● **Your instructions**: Write each record again exactly as it stands.

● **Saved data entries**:
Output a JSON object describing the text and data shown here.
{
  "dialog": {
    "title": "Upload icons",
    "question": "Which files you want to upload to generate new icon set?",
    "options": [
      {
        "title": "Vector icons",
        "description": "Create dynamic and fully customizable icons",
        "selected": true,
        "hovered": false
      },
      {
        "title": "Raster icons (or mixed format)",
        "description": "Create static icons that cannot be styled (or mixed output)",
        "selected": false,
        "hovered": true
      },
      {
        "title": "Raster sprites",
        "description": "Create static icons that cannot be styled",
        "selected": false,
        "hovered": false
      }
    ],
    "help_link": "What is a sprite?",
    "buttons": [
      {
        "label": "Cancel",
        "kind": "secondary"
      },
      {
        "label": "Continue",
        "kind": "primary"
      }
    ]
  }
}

● **Solved exercise**:
Output a JSON object describing the text and data shown here.
{
  "dialog": {
    "title": "Upload icons",
    "question": "Which files you want to upload to generate new icon set?",
    "options": [
      {
        "title": "Vector icons",
        "description": "Create dynamic and fully customizable icons",
        "selected": true,
        "hovered": false
      },
      {
        "title": "Raster icons (or mixed format)",
        "description": "Create static icons that cannot be styled (or mixed output)",
        "selected": false,
        "hovered": true
      },
      {
        "title": "Raster sprites",
        "description": "Create static icons that cannot be styled",
        "selected": false,
        "hovered": false
      }
    ],
    "help_link": "What is a sprite?",
    "buttons": [
      {
        "label": "Cancel",
        "kind": "secondary"
      },
      {
        "label": "Continue",
        "kind": "primary"
      }
    ]
  }
}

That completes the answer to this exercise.